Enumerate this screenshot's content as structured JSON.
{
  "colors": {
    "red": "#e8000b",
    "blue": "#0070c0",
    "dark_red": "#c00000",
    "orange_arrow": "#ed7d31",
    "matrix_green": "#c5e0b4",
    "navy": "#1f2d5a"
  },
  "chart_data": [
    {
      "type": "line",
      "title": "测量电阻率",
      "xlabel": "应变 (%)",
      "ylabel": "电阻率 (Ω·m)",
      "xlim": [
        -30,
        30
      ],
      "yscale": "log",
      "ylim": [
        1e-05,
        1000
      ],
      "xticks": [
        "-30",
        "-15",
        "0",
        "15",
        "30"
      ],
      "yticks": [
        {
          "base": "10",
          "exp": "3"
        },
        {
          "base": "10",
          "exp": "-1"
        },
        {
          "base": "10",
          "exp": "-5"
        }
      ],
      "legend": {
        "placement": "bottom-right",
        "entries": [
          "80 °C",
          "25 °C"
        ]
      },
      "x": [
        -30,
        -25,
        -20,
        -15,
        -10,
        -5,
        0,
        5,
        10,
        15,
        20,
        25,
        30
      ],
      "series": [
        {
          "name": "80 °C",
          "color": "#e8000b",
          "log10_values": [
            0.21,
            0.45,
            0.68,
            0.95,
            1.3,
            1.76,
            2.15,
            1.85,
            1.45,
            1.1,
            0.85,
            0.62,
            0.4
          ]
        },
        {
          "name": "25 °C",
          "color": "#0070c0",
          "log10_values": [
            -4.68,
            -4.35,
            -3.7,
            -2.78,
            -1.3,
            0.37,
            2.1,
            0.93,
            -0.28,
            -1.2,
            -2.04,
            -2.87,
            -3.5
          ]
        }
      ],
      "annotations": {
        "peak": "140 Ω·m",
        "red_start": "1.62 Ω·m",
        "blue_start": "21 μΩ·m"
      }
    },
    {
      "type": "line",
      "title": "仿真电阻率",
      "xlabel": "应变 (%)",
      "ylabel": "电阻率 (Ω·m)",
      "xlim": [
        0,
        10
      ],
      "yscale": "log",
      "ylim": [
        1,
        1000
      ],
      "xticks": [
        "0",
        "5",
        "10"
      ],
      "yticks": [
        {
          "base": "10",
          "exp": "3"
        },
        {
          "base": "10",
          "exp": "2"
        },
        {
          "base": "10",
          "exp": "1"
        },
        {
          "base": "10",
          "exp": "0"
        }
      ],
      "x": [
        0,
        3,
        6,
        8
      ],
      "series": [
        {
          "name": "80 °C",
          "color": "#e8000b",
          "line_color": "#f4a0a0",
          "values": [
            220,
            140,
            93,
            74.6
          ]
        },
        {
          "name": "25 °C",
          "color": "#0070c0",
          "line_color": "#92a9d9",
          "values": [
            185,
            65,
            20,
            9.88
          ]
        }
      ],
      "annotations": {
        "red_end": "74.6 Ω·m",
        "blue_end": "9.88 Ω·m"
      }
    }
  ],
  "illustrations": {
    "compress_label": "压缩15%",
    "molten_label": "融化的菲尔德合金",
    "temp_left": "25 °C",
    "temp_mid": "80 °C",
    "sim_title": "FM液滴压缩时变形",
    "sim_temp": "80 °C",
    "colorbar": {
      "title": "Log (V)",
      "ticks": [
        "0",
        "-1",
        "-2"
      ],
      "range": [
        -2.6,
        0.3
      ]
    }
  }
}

**THE TASK:** Transcribe every entry exactly, omitting nothing.

**RESPONSE BELOW:**
Enumerate this screenshot's content as structured JSON.
{
  "colors": {
    "red": "#e8000b",
    "blue": "#0070c0",
    "dark_red": "#c00000",
    "orange_arrow": "#ed7d31",
    "matrix_green": "#c5e0b4",
    "navy": "#1f2d5a"
  },
  "chart_data": [
    {
      "type": "line",
      "title": "测量电阻率",
      "xlabel": "应变 (%)",
      "ylabel": "电阻率 (Ω·m)",
      "xlim": [
        -30,
        30
      ],
      "yscale": "log",
      "ylim": [
        1e-05,
        1000
      ],
      "xticks": [
        "-30",
        "-15",
        "0",
        "15",
        "30"
      ],
      "yticks": [
        {
          "base": "10",
          "exp": "3"
        },
        {
          "base": "10",
          "exp": "-1"
        },
        {
          "base": "10",
          "exp": "-5"
        }
      ],
      "legend": {
        "placement": "bottom-right",
        "entries": [
          "80 °C",
          "25 °C"
        ]
      },
      "x": [
        -30,
        -25,
        -20,
        -15,
        -10,
        -5,
        0,
        5,
        10,
        15,
        20,
        25,
        30
      ],
      "series": [
        {
          "name": "80 °C",
          "color": "#e8000b",
          "log10_values": [
            0.21,
            0.45,
            0.68,
            0.95,
            1.3,
            1.76,
            2.15,
            1.85,
            1.45,
            1.1,
            0.85,
            0.62,
            0.4
          ]
        },
        {
          "name": "25 °C",
          "color": "#0070c0",
          "log10_values": [
            -4.68,
            -4.35,
            -3.7,
            -2.78,
            -1.3,
            0.37,
            2.1,
            0.93,
            -0.28,
            -1.2,
            -2.04,
            -2.87,
            -3.5
          ]
        }
      ],
      "annotations": {
        "peak": "140 Ω·m",
        "red_start": "1.62 Ω·m",
        "blue_start": "21 μΩ·m"
      }
    },
    {
      "type": "line",
      "title": "仿真电阻率",
      "xlabel": "应变 (%)",
      "ylabel": "电阻率 (Ω·m)",
      "xlim": [
        0,
        10
      ],
      "yscale": "log",
      "ylim": [
        1,
        1000
      ],
      "xticks": [
        "0",
        "5",
        "10"
      ],
      "yticks": [
        {
          "base": "10",
          "exp": "3"
        },
        {
          "base": "10",
          "exp": "2"
        },
        {
          "base": "10",
          "exp": "1"
        },
        {
          "base": "10",
          "exp": "0"
        }
      ],
      "x": [
        0,
        3,
        6,
        8
      ],
      "series": [
        {
          "name": "80 °C",
          "color": "#e8000b",
          "line_color": "#f4a0a0",
          "values": [
            220,
            140,
            93,
            74.6
          ]
        },
        {
          "name": "25 °C",
          "color": "#0070c0",
          "line_color": "#92a9d9",
          "values": [
            185,
            65,
            20,
            9.88
          ]
        }
      ],
      "annotations": {
        "red_end": "74.6 Ω·m",
        "blue_end": "9.88 Ω·m"
      }
    }
  ],
  "illustrations": {
    "compress_label": "压缩15%",
    "molten_label": "融化的菲尔德合金",
    "temp_left": "25 °C",
    "temp_mid": "80 °C",
    "sim_title": "FM液滴压缩时变形",
    "sim_temp": "80 °C",
    "colorbar": {
      "title": "Log (V)",
      "ticks": [
        "0",
        "-1",
        "-2"
      ],
      "range": [
        -2.6,
        0.3
      ]
    }
  }
}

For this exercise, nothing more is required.